[DATASET EXCERPTS start]
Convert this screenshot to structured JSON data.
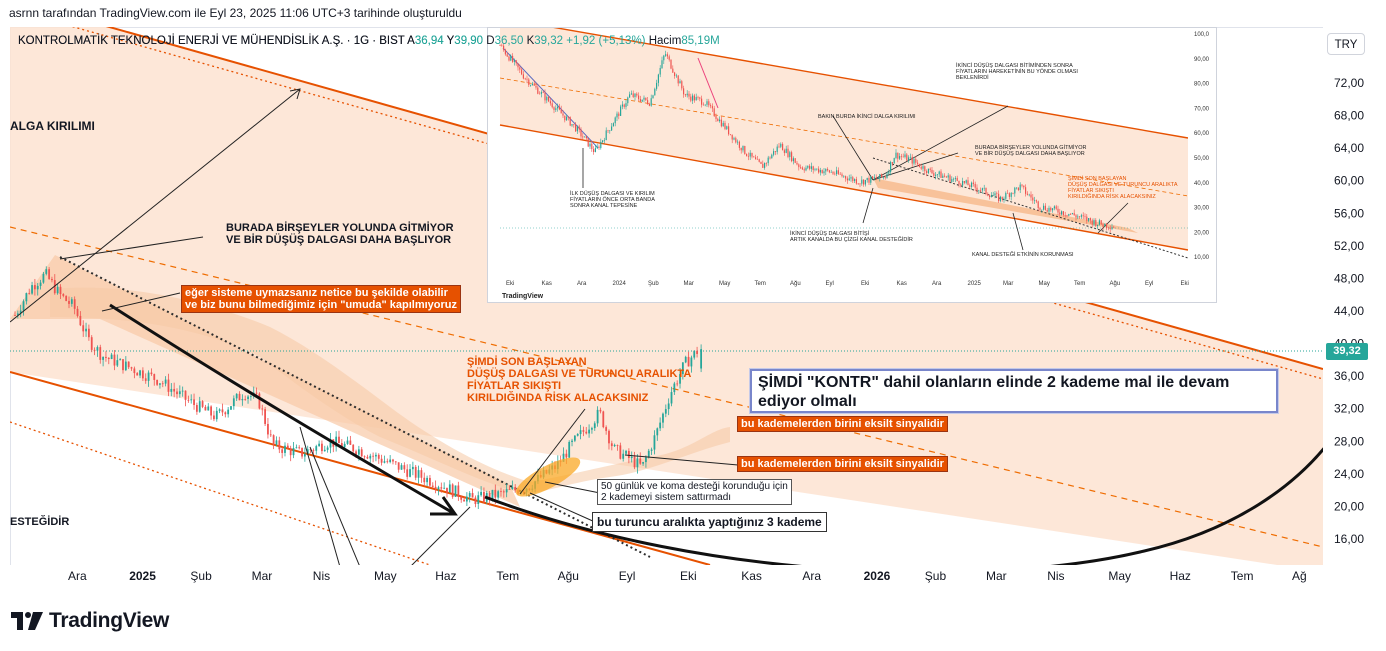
{
  "caption": "asrnn tarafından TradingView.com ile Eyl 23, 2025 11:06 UTC+3 tarihinde oluşturuldu",
  "header": {
    "symbol": "KONTROLMATİK TEKNOLOJİ ENERJİ VE MÜHENDİSLİK A.Ş. · 1G · BIST",
    "a_label": "A",
    "a_value": "36,94",
    "y_label": "Y",
    "y_value": "39,90",
    "d_label": "D",
    "d_value": "36,50",
    "k_label": "K",
    "k_value": "39,32",
    "change": "+1,92 (+5,13%)",
    "volume_label": "Hacim",
    "volume_value": "85,19M"
  },
  "currency_button": "TRY",
  "last_price_tag": "39,32",
  "brand": "TradingView",
  "colors": {
    "up": "#26a69a",
    "down": "#ef5350",
    "channel": "#e65100",
    "fill": "#fbd9c2",
    "bg": "#ffffff"
  },
  "annotations": {
    "dalga_kirilimi": "ALGA KIRILIMI",
    "burada": "BURADA BİRŞEYLER YOLUNDA GİTMİYOR\nVE BİR DÜŞÜŞ DALGASI DAHA BAŞLIYOR",
    "egersistem": "eğer sisteme uymazsanız netice bu şekilde olabilir\nve biz bunu bilmediğimiz için \"umuda\" kapılmıyoruz",
    "simdi_son": "ŞİMDİ SON BAŞLAYAN\nDÜŞÜŞ DALGASI VE TURUNCU ARALIKTA\nFİYATLAR SIKIŞTI\nKIRILDIĞINDA RİSK ALACAKSINIZ",
    "callout": "ŞİMDİ \"KONTR\" dahil olanların elinde 2 kademe mal ile devam ediyor olmalı",
    "eksilt1": "bu kademelerden birini eksilt sinyalidir",
    "eksilt2": "bu kademelerden birini eksilt sinyalidir",
    "elli_gun": "50 günlük ve koma desteği korunduğu için\n2 kademeyi sistem sattırmadı",
    "turuncu": "bu turuncu aralıkta yaptığınız 3 kademe",
    "destegidir": "ESTEĞİDİR"
  },
  "inset": {
    "notes": {
      "ikinci_bitim": "İKİNCİ DÜŞÜŞ DALGASI BİTİMİNDEN SONRA\nFİYATLARIN HAREKETİNİN BU YÖNDE OLMASI\nBEKLENİRDİ",
      "bakin": "BAKIN BURDA İKİNCİ DALGA KIRILIMI",
      "burada": "BURADA BİRŞEYLER YOLUNDA GİTMİYOR\nVE BİR DÜŞÜŞ DALGASI DAHA BAŞLIYOR",
      "simdi": "ŞİMDİ SON BAŞLAYAN\nDÜŞÜŞ DALGASI VE TURUNCU ARALIKTA\nFİYATLAR SIKIŞTI\nKIRILDIĞINDA RİSK ALACAKSINIZ",
      "ilk": "İLK DÜŞÜŞ DALGASI VE KIRILIM\nFİYATLARIN ÖNCE ORTA BANDA\nSONRA KANAL TEPESİNE",
      "ikinci_bitisi": "İKİNCİ DÜŞÜŞ DALGASI BİTİŞİ\nARTIK KANALDA BU ÇİZGİ KANAL DESTEĞİDİR",
      "kanal": "KANAL DESTEĞİ ETKİNİN KORUNMASI"
    },
    "price_ticks": [
      "100,0",
      "90,00",
      "80,00",
      "70,00",
      "60,00",
      "50,00",
      "40,00",
      "30,00",
      "20,00",
      "10,00"
    ],
    "time_ticks": [
      "Eki",
      "Kas",
      "Ara",
      "2024",
      "Şub",
      "Mar",
      "May",
      "Tem",
      "Ağu",
      "Eyl",
      "Eki",
      "Kas",
      "Ara",
      "2025",
      "Mar",
      "May",
      "Tem",
      "Ağu",
      "Eyl",
      "Eki"
    ],
    "brand": "TradingView"
  },
  "chart_data": {
    "type": "candlestick",
    "symbol": "KONTROLMATİK TEKNOLOJİ ENERJİ VE MÜHENDİSLİK A.Ş.",
    "interval": "1G",
    "exchange": "BIST",
    "currency": "TRY",
    "last": {
      "open": 36.94,
      "high": 39.9,
      "low": 36.5,
      "close": 39.32,
      "change": 1.92,
      "change_pct": 5.13,
      "volume": "85,19M"
    },
    "y_ticks": [
      "72,00",
      "68,00",
      "64,00",
      "60,00",
      "56,00",
      "52,00",
      "48,00",
      "44,00",
      "40,00",
      "36,00",
      "32,00",
      "28,00",
      "24,00",
      "20,00",
      "16,00"
    ],
    "x_ticks": [
      "Ara",
      "2025",
      "Şub",
      "Mar",
      "Nis",
      "May",
      "Haz",
      "Tem",
      "Ağu",
      "Eyl",
      "Eki",
      "Kas",
      "Ara",
      "2026",
      "Şub",
      "Mar",
      "Nis",
      "May",
      "Haz",
      "Tem",
      "Ağ"
    ],
    "ylim": [
      13,
      76
    ],
    "approx_close_path": [
      [
        "2024-11-20",
        43.5
      ],
      [
        "2024-11-28",
        47.0
      ],
      [
        "2024-12-05",
        48.5
      ],
      [
        "2024-12-12",
        46.0
      ],
      [
        "2024-12-19",
        44.5
      ],
      [
        "2024-12-26",
        40.5
      ],
      [
        "2025-01-02",
        38.5
      ],
      [
        "2025-01-16",
        37.0
      ],
      [
        "2025-01-30",
        35.5
      ],
      [
        "2025-02-13",
        33.0
      ],
      [
        "2025-02-27",
        31.0
      ],
      [
        "2025-03-13",
        34.0
      ],
      [
        "2025-03-20",
        33.0
      ],
      [
        "2025-03-27",
        27.5
      ],
      [
        "2025-04-10",
        26.5
      ],
      [
        "2025-04-24",
        28.0
      ],
      [
        "2025-05-08",
        27.0
      ],
      [
        "2025-05-22",
        25.5
      ],
      [
        "2025-06-05",
        24.0
      ],
      [
        "2025-06-19",
        22.5
      ],
      [
        "2025-07-03",
        20.8
      ],
      [
        "2025-07-17",
        21.5
      ],
      [
        "2025-07-31",
        22.5
      ],
      [
        "2025-08-14",
        25.0
      ],
      [
        "2025-08-21",
        27.5
      ],
      [
        "2025-09-04",
        31.5
      ],
      [
        "2025-09-11",
        27.0
      ],
      [
        "2025-09-18",
        26.0
      ],
      [
        "2025-09-25",
        24.8
      ],
      [
        "2025-10-02",
        29.0
      ],
      [
        "2025-10-09",
        34.0
      ],
      [
        "2025-10-16",
        37.5
      ],
      [
        "2025-10-23",
        39.32
      ]
    ]
  }
}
[DATASET EXCERPTS end]
Set every line down exactly as written, leaving each picture out.

### OUTPUT BELOW
Convert this screenshot to structured JSON data.
{
  "caption": "asrnn tarafından TradingView.com ile Eyl 23, 2025 11:06 UTC+3 tarihinde oluşturuldu",
  "header": {
    "symbol": "KONTROLMATİK TEKNOLOJİ ENERJİ VE MÜHENDİSLİK A.Ş. · 1G · BIST",
    "a_label": "A",
    "a_value": "36,94",
    "y_label": "Y",
    "y_value": "39,90",
    "d_label": "D",
    "d_value": "36,50",
    "k_label": "K",
    "k_value": "39,32",
    "change": "+1,92 (+5,13%)",
    "volume_label": "Hacim",
    "volume_value": "85,19M"
  },
  "currency_button": "TRY",
  "last_price_tag": "39,32",
  "brand": "TradingView",
  "colors": {
    "up": "#26a69a",
    "down": "#ef5350",
    "channel": "#e65100",
    "fill": "#fbd9c2",
    "bg": "#ffffff"
  },
  "annotations": {
    "dalga_kirilimi": "ALGA KIRILIMI",
    "burada": "BURADA BİRŞEYLER YOLUNDA GİTMİYOR\nVE BİR DÜŞÜŞ DALGASI DAHA BAŞLIYOR",
    "egersistem": "eğer sisteme uymazsanız netice bu şekilde olabilir\nve biz bunu bilmediğimiz için \"umuda\" kapılmıyoruz",
    "simdi_son": "ŞİMDİ SON BAŞLAYAN\nDÜŞÜŞ DALGASI VE TURUNCU ARALIKTA\nFİYATLAR SIKIŞTI\nKIRILDIĞINDA RİSK ALACAKSINIZ",
    "callout": "ŞİMDİ \"KONTR\" dahil olanların elinde 2 kademe mal ile devam ediyor olmalı",
    "eksilt1": "bu kademelerden birini eksilt sinyalidir",
    "eksilt2": "bu kademelerden birini eksilt sinyalidir",
    "elli_gun": "50 günlük ve koma desteği korunduğu için\n2 kademeyi sistem sattırmadı",
    "turuncu": "bu turuncu aralıkta yaptığınız 3 kademe",
    "destegidir": "ESTEĞİDİR"
  },
  "inset": {
    "notes": {
      "ikinci_bitim": "İKİNCİ DÜŞÜŞ DALGASI BİTİMİNDEN SONRA\nFİYATLARIN HAREKETİNİN BU YÖNDE OLMASI\nBEKLENİRDİ",
      "bakin": "BAKIN BURDA İKİNCİ DALGA KIRILIMI",
      "burada": "BURADA BİRŞEYLER YOLUNDA GİTMİYOR\nVE BİR DÜŞÜŞ DALGASI DAHA BAŞLIYOR",
      "simdi": "ŞİMDİ SON BAŞLAYAN\nDÜŞÜŞ DALGASI VE TURUNCU ARALIKTA\nFİYATLAR SIKIŞTI\nKIRILDIĞINDA RİSK ALACAKSINIZ",
      "ilk": "İLK DÜŞÜŞ DALGASI VE KIRILIM\nFİYATLARIN ÖNCE ORTA BANDA\nSONRA KANAL TEPESİNE",
      "ikinci_bitisi": "İKİNCİ DÜŞÜŞ DALGASI BİTİŞİ\nARTIK KANALDA BU ÇİZGİ KANAL DESTEĞİDİR",
      "kanal": "KANAL DESTEĞİ ETKİNİN KORUNMASI"
    },
    "price_ticks": [
      "100,0",
      "90,00",
      "80,00",
      "70,00",
      "60,00",
      "50,00",
      "40,00",
      "30,00",
      "20,00",
      "10,00"
    ],
    "time_ticks": [
      "Eki",
      "Kas",
      "Ara",
      "2024",
      "Şub",
      "Mar",
      "May",
      "Tem",
      "Ağu",
      "Eyl",
      "Eki",
      "Kas",
      "Ara",
      "2025",
      "Mar",
      "May",
      "Tem",
      "Ağu",
      "Eyl",
      "Eki"
    ],
    "brand": "TradingView"
  },
  "chart_data": {
    "type": "candlestick",
    "symbol": "KONTROLMATİK TEKNOLOJİ ENERJİ VE MÜHENDİSLİK A.Ş.",
    "interval": "1G",
    "exchange": "BIST",
    "currency": "TRY",
    "last": {
      "open": 36.94,
      "high": 39.9,
      "low": 36.5,
      "close": 39.32,
      "change": 1.92,
      "change_pct": 5.13,
      "volume": "85,19M"
    },
    "y_ticks": [
      "72,00",
      "68,00",
      "64,00",
      "60,00",
      "56,00",
      "52,00",
      "48,00",
      "44,00",
      "40,00",
      "36,00",
      "32,00",
      "28,00",
      "24,00",
      "20,00",
      "16,00"
    ],
    "x_ticks": [
      "Ara",
      "2025",
      "Şub",
      "Mar",
      "Nis",
      "May",
      "Haz",
      "Tem",
      "Ağu",
      "Eyl",
      "Eki",
      "Kas",
      "Ara",
      "2026",
      "Şub",
      "Mar",
      "Nis",
      "May",
      "Haz",
      "Tem",
      "Ağ"
    ],
    "ylim": [
      13,
      76
    ],
    "approx_close_path": [
      [
        "2024-11-20",
        43.5
      ],
      [
        "2024-11-28",
        47.0
      ],
      [
        "2024-12-05",
        48.5
      ],
      [
        "2024-12-12",
        46.0
      ],
      [
        "2024-12-19",
        44.5
      ],
      [
        "2024-12-26",
        40.5
      ],
      [
        "2025-01-02",
        38.5
      ],
      [
        "2025-01-16",
        37.0
      ],
      [
        "2025-01-30",
        35.5
      ],
      [
        "2025-02-13",
        33.0
      ],
      [
        "2025-02-27",
        31.0
      ],
      [
        "2025-03-13",
        34.0
      ],
      [
        "2025-03-20",
        33.0
      ],
      [
        "2025-03-27",
        27.5
      ],
      [
        "2025-04-10",
        26.5
      ],
      [
        "2025-04-24",
        28.0
      ],
      [
        "2025-05-08",
        27.0
      ],
      [
        "2025-05-22",
        25.5
      ],
      [
        "2025-06-05",
        24.0
      ],
      [
        "2025-06-19",
        22.5
      ],
      [
        "2025-07-03",
        20.8
      ],
      [
        "2025-07-17",
        21.5
      ],
      [
        "2025-07-31",
        22.5
      ],
      [
        "2025-08-14",
        25.0
      ],
      [
        "2025-08-21",
        27.5
      ],
      [
        "2025-09-04",
        31.5
      ],
      [
        "2025-09-11",
        27.0
      ],
      [
        "2025-09-18",
        26.0
      ],
      [
        "2025-09-25",
        24.8
      ],
      [
        "2025-10-02",
        29.0
      ],
      [
        "2025-10-09",
        34.0
      ],
      [
        "2025-10-16",
        37.5
      ],
      [
        "2025-10-23",
        39.32
      ]
    ]
  }
}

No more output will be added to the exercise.